>> Begin Extracted information

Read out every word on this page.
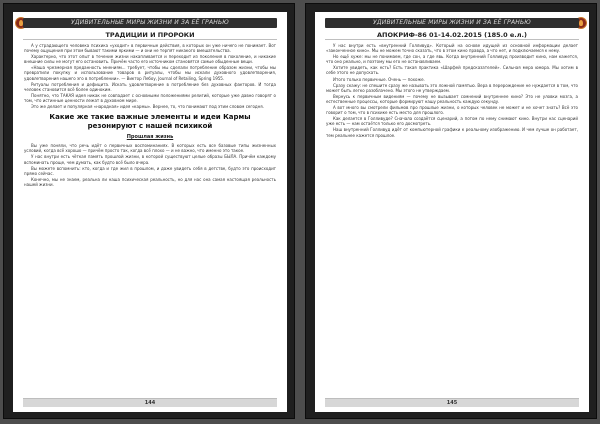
УДИВИТЕЛЬНЫЕ МИРЫ ЖИЗНИ И ЗА ЕЁ ГРАНЬЮ
ТРАДИЦИИ И ПРОРОКИ

А у страдающего человека психика «уходит» в первичные действия, в которых он уже ничего не понимает. Вот почему ощущения при этом бывают такими яркими — и они не терпят никакого вмешательства.

Характерно, что этот опыт в течение жизни накапливается и переходит из поколения в поколение, и никакие внешние силы не могут его остановить. Причём часто его источником становятся самые обыденные вещи.

«Наша чрезмерная преданность мнениям... требует, чтобы мы сделали потребление образом жизни, чтобы мы превратили покупку и использование товаров в ритуалы, чтобы мы искали духовного удовлетворения, удовлетворения нашего эго в потреблении». — Виктор Лебоу, Journal of Retailing, Spring 1955.

Ритуалы потребления и дефицита. Искать удовлетворение в потребление без духовных факторов. И тогда человек становится всё более одиноким.

Понятно, что ТАКАЯ идея никак не совпадает с основными положениями религий, которые уже давно говорят о том, что истинные ценности лежат в духовном мире.

Это же делает и популярная «народная» идея «кармы». Вернее, то, что понимают под этим словом сегодня.

Какие же такие важные элементы и идеи Кармы резонируют с нашей психикой
Прошлая жизнь

Вы уже поняли, что речь идёт о первичных воспоминаниях. В которых есть все базовые типы жизненных условий, когда всё хорошо — причём просто так, когда всё плохо — и не важно, что именно это такое.

У нас внутри есть чёткая память прошлой жизни, в которой существуют целые образы БЫЛА. Причём каждому вспоминать проще, чем думать, как будто всё было вчера.

Вы можете вспомнить: кто, когда и где жил в прошлом, и даже увидеть себя в детстве, будто это происходит прямо сейчас.

Конечно, мы не знаем, реальна ли наша психическая реальность, но для нас она самая настоящая реальность нашей жизни.

144
УДИВИТЕЛЬНЫЕ МИРЫ ЖИЗНИ И ЗА ЕЁ ГРАНЬЮ
АПОКРИФ-86 01-14.02.2015 (185.0 е.л.)

У нас внутри есть «внутренний Голливуд». Который на основе идущей из основной информации делает «законченное кино». Мы не можем точно сказать, что в этом кино правда, а что нет, и подключаемся к нему.

Но ещё хуже: мы не понимаем, где сон, а где явь. Когда внутренний Голливуд производит кино, нам кажется, что оно реально, и поэтому мы его не останавливаем.

Хотите увидеть, как есть? Есть такая практика «Шарфей предсказателей». Сильная мера юмора. Мы хотим в себе этого не допускать.

Итого только первичные. Очень — похоже.

Сразу скажу: не спешите сразу же называть это ложной памятью. Вера в перерождение не нуждается в том, что может быть легко разоблачено. Мы этого не утверждаем.

Вернусь к первичным видениям — почему не вызывает сомнений внутреннее кино? Это не уловки мозга, а естественные процессы, которые формируют нашу реальность каждую секунду.

А вот много вы смотрели фильмов про прошлые жизни, о которых человек не может и не хочет знать? Всё это говорит о том, что в психике есть место для прошлого.

Как делается в Голливуде? Сначала создаётся сценарий, а потом по нему снимают кино. Внутри нас сценарий уже есть — нам остаётся только его досмотреть.

Наш внутренний Голливуд идёт от компьютерной графики к реальному изображению. И чем лучше он работает, тем реальнее кажется прошлое.

145
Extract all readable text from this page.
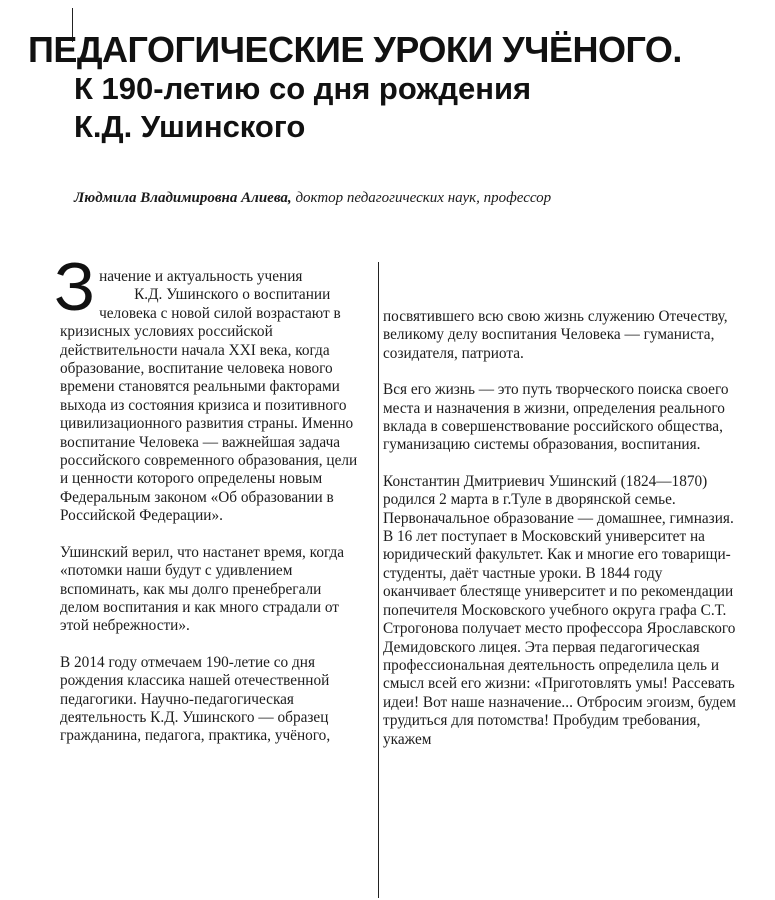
ПЕДАГОГИЧЕСКИЕ УРОКИ УЧЁНОГО.
К 190-летию со дня рождения
К.Д. Ушинского
Людмила Владимировна Алиева, доктор педагогических наук, профессор

З начение и актуальность учения
К.Д. Ушинского о воспитании
человека с новой силой возрастают в кризисных условиях российской действительности начала XXI века, когда образование, воспитание человека нового времени становятся реальными факторами выхода из состояния кризиса и позитивного цивилизационного развития страны. Именно воспитание Человека — важнейшая задача российского современного образования, цели и ценности которого определены новым Федеральным законом «Об образовании в Российской Федерации».

Ушинский верил, что настанет время, когда «потомки наши будут с удивлением вспоминать, как мы долго пренебрегали делом воспитания и как много страдали от этой небрежности».

В 2014 году отмечаем 190-летие со дня рождения классика нашей отечественной педагогики. Научно-педагогическая деятельность К.Д. Ушинского — образец гражданина, педагога, практика, учёного,

посвятившего всю свою жизнь служению Отечеству, великому делу воспитания Человека — гуманиста, созидателя, патриота.

Вся его жизнь — это путь творческого поиска своего места и назначения в жизни, определения реального вклада в совершенствование российского общества, гуманизацию системы образования, воспитания.

Константин Дмитриевич Ушинский (1824—1870) родился 2 марта в г.Туле в дворянской семье. Первоначальное образование — домашнее, гимназия. В 16 лет поступает в Московский университет на юридический факультет. Как и многие его товарищи-студенты, даёт частные уроки. В 1844 году оканчивает блестяще университет и по рекомендации попечителя Московского учебного округа графа С.Т. Строгонова получает место профессора Ярославского Демидовского лицея. Эта первая педагогическая профессиональная деятельность определила цель и смысл всей его жизни: «Приготовлять умы! Рассевать идеи! Вот наше назначение... Отбросим эгоизм, будем трудиться для потомства! Пробудим требования, укажем
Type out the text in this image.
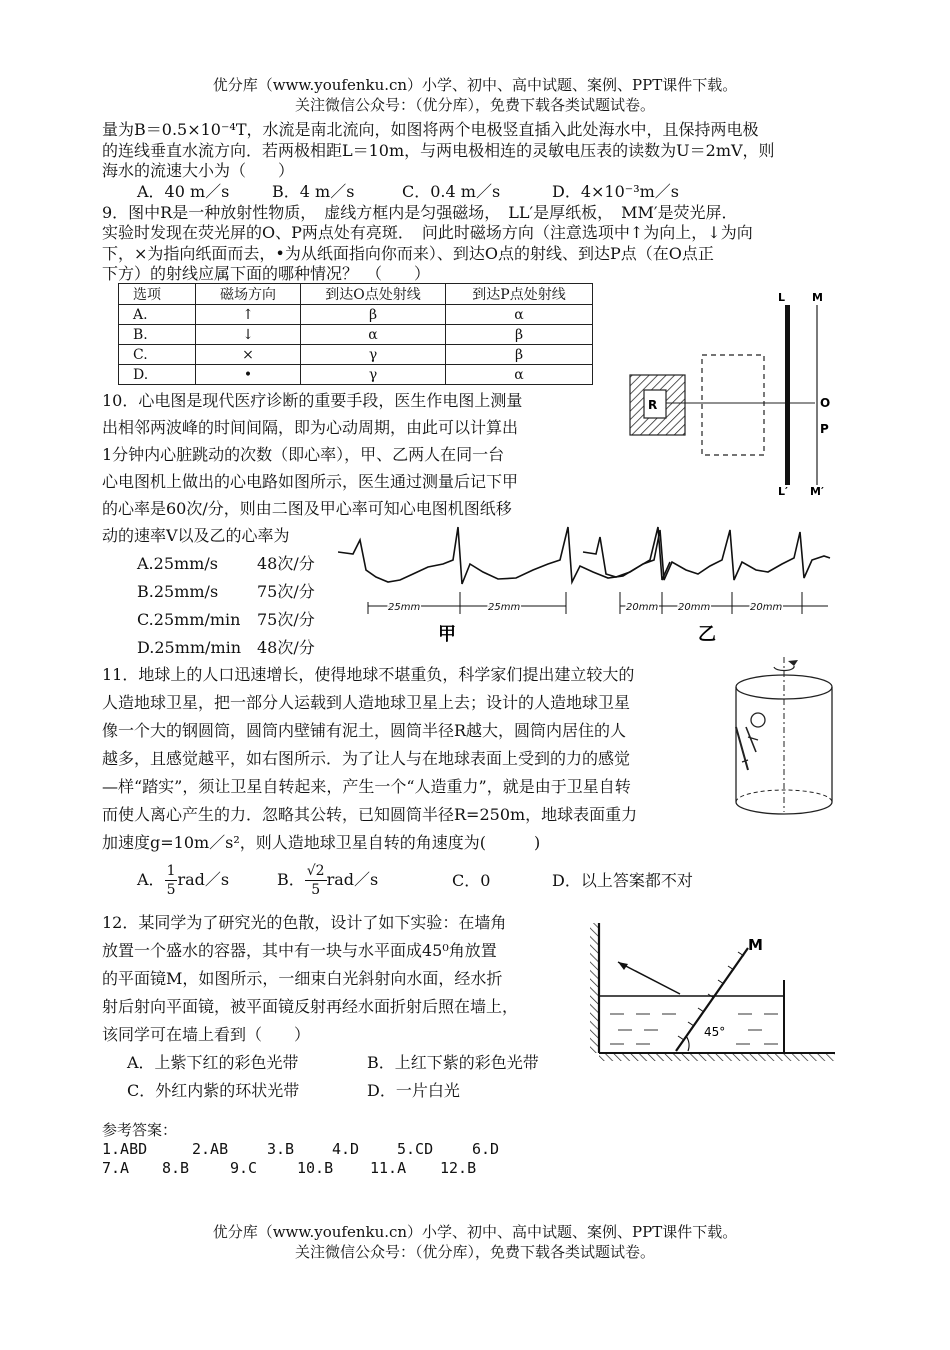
优分库（www.youfenku.cn）小学、初中、高中试题、案例、PPT课件下载。
关注微信公众号：（优分库），免费下载各类试题试卷。
量为B＝0.5×10⁻⁴T，水流是南北流向，如图将两个电极竖直插入此处海水中，且保持两电极
的连线垂直水流方向．若两极相距L＝10m，与两电极相连的灵敏电压表的读数为U＝2mV，则
海水的流速大小为（　　）
A．40 m／s	B．4 m／s	C．0.4 m／s	D．4×10⁻³m／s
9．图中R是一种放射性物质，　虚线方框内是匀强磁场，　LL′是厚纸板，　MM′是荧光屏．
实验时发现在荧光屏的O、P两点处有亮斑．　问此时磁场方向（注意选项中↑为向上，↓为向
下，×为指向纸面而去，•为从纸面指向你而来）、到达O点的射线、到达P点（在O点正
下方）的射线应属下面的哪种情况？　（　　）
选项	磁场方向	到达O点处射线	到达P点处射线
A.	↑	β	α
B.	↓	α	β
C.	×	γ	β
D.	•	γ	α
R
L
L′
M
M′
O
P
10．心电图是现代医疗诊断的重要手段，医生作电图上测量
出相邻两波峰的时间间隔，即为心动周期，由此可以计算出
1分钟内心脏跳动的次数（即心率），甲、乙两人在同一台
心电图机上做出的心电路如图所示，医生通过测量后记下甲
的心率是60次/分，则由二图及甲心率可知心电图机图纸移
动的速率V以及乙的心率为
A.25mm/s 48次/分
B.25mm/s 75次/分
C.25mm/min 75次/分
D.25mm/min 48次/分
25mm	25mm	20mm 20mm	20mm
甲	乙
11．地球上的人口迅速增长，使得地球不堪重负，科学家们提出建立较大的
人造地球卫星，把一部分人运载到人造地球卫星上去；设计的人造地球卫星
像一个大的钢圆筒，圆筒内壁铺有泥土，圆筒半径R越大，圆筒内居住的人
越多，且感觉越平，如右图所示．为了让人与在地球表面上受到的力的感觉
—样“踏实”，须让卫星自转起来，产生一个“人造重力”，就是由于卫星自转
而使人离心产生的力．忽略其公转，已知圆筒半径R=250m，地球表面重力
加速度g=10m／s²，则人造地球卫星自转的角速度为(　　　)
A． $\frac{1}{5}$ rad／s	B． $\frac{√2}{5}$ rad／s	C．0	D．以上答案都不对
12．某同学为了研究光的色散，设计了如下实验：在墙角
放置一个盛水的容器，其中有一块与水平面成45⁰角放置
的平面镜M，如图所示，一细束白光斜射向水面，经水折
射后射向平面镜，被平面镜反射再经水面折射后照在墙上，
该同学可在墙上看到（　　）
A．上紫下红的彩色光带	B．上红下紫的彩色光带
C．外红内紫的环状光带	D．一片白光
M
45°
参考答案：
1.ABD	2.AB	3.B	4.D	5.CD	6.D
7.A 8.B	9.C	10.B 11.A 12.B
优分库（www.youfenku.cn）小学、初中、高中试题、案例、PPT课件下载。
关注微信公众号：（优分库），免费下载各类试题试卷。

>> End Extracted information

> [What the task asks]
Select and copy every line of the listing with the word "рождения".

> [Finished answer]
К 190-летию со дня рождения
В 2014 году отмечаем 190-летие со дня рождения классика нашей отечественной педагогики. Научно-педагогическая деятельность К.Д. Ушинского — образец гражданина, педагога, практика, учёного,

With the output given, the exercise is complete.